• Exercise
Using the clock drift thread, decide whether each statement agrees with it, answering yes or no and quoting the exact words that decide it.
1. The "divider=10" option can currently be used together with "clocksource=pit".
2. Thomas reinstalled the systems so they could run a paravirtual setup.
3. James Ralston says all of their guests can be made paravirtualized.

• Page text
------------------------------------
OK.  There are a couple of things to try here to keep your fully virtualized
guest clocks in sync:

1.  Pass "clocksource=pit" in the guest kernel command-line; this should force
it to use the emulated PIT timesource, which seems to be a little more accurate
in the virtual environment than the emulated HPET.

2.  Using RHEL-5.1 or later, use the tick divider by using "divider=10" on the
guest kernel command-line.  This will effectively make the guest use a 100HZ
clock instead of a 1000HZ one, reducing the load on the HV and possibly keeping
your clocks in better sync.  Note a couple of things here, however; you need at
least 2.6.18-53.1.4.el5 (since there were bugs before that), and you can't
currently use the divider option in conjunction with the recommendation in step
1 (because of BZ 427588).

3.  Make sure to run NTP inside the guests to keep the clocks in sync.

Please let us know if some combination of the above improves the situation for you.

Chris Lalancette

Comment 10 tn 2008-02-27 09:02:18 UTC

Hello Chris,

unfortunately I have no longer fully virtualized systems around. I order to
fix this problem we reinstalled all our systems in way we could use a
paravirtual setup. 

Sorry, so I am in no position to help you here testing anymore.

Thank you,
Thomas

Comment 11 James Ralston 2008-02-27 22:44:29 UTC

We are also experiencing problems with clock drift in fully-virtualized guests.

From our experience, running a paravirtualized guest is the best solution; not
only is the performance near-native, but clock drift isn't an issue.

Unfortunately, as with AJ in comment 8, we can't make all of our guests
paravirtualized, because some of them are 32-bit guests.

I'll try the workarounds in comment 9 and report our experiences.

Comment 12 Chris Lalancette 2009-01-22 11:30:08 UTC

Waiting on feedback from the reporters, so I'll put this in NEEDINFO for now.

Chris Lalancette

Comment 13 Rik van Riel 2009-01-26 23:48:08 UTC

This looks related to bug 449346, which is next on my todo list.

Comment 14 fishermania 2009-01-30 19:22:23 UTC

I am running RHEL 5.2 for my base xen server. Any fully virtualized RHEL 5.2 install I have I see this bug when more then 1 VCPU is used. I have a test system setup to track this down. I am willing to get any information needed or test any sugggested fixes on this test system. When under load you can literally see the minutes roll by. Please let me know I am willing to do any testing requested.
------------------------------------
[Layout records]
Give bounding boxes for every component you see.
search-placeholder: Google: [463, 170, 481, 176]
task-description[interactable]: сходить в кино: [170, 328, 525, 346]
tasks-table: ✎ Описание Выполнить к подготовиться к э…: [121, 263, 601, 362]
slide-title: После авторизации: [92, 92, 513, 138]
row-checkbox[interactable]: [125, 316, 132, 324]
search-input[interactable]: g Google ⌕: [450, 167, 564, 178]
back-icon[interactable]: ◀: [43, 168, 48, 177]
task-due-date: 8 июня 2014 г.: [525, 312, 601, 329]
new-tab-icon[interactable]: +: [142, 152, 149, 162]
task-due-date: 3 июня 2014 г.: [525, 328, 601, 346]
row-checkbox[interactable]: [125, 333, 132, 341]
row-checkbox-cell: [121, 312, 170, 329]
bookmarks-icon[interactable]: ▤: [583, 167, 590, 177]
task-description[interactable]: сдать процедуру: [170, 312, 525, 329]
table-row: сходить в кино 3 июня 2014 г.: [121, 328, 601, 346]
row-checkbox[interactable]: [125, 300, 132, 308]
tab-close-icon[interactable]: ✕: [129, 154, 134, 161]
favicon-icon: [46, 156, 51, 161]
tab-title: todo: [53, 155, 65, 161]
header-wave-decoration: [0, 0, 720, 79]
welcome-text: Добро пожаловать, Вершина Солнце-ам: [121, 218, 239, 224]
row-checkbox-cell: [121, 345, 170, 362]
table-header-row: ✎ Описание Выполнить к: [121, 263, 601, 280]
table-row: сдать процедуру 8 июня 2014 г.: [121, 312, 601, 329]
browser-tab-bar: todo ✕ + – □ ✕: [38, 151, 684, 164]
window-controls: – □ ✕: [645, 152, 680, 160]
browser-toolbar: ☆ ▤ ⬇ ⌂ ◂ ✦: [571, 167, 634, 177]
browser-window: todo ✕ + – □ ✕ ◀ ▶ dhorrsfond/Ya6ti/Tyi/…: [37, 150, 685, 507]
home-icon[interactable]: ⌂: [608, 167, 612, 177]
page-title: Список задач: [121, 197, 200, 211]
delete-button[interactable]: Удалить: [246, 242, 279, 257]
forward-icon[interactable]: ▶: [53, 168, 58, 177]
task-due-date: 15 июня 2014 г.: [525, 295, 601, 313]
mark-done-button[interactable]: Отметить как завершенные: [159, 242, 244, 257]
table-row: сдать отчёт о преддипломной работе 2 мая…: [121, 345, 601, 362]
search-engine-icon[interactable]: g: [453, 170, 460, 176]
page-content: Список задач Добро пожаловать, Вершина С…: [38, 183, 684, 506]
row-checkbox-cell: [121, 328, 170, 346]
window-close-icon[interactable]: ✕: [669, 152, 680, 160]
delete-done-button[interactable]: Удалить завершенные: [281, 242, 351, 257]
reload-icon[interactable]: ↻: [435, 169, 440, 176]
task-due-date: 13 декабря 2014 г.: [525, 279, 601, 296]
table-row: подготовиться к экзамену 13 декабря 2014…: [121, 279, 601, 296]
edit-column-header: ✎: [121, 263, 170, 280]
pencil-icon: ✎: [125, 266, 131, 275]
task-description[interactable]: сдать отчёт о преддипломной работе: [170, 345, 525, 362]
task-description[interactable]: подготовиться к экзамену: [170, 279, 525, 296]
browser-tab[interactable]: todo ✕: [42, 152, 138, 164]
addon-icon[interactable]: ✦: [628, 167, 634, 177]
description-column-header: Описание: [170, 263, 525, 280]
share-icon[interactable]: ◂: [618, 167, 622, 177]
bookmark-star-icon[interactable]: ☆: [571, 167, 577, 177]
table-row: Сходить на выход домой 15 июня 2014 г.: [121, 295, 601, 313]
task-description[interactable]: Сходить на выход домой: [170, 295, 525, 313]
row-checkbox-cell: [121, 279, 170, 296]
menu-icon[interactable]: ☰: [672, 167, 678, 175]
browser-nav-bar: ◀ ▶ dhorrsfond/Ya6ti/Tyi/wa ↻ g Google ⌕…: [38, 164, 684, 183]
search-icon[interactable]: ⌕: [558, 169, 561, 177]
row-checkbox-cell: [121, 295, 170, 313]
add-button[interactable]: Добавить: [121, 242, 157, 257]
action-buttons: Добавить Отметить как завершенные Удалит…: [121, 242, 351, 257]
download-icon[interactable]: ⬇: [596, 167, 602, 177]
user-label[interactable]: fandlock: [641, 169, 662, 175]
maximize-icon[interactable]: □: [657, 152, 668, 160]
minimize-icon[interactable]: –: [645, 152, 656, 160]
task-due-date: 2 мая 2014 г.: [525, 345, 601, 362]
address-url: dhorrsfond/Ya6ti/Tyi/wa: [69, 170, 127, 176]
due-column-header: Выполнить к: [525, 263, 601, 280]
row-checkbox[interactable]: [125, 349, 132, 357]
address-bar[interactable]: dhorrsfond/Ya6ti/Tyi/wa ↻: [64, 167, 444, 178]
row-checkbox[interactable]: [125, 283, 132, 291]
------------------------------------
• Correct response
1. No: "you can't currently use the divider option in conjunction with the recommendation in step 1"
2. Yes: "we reinstalled all our systems in way we could use a paravirtual setup"
3. No: "we can't make all of our guests paravirtualized, because some of them are 32-bit guests"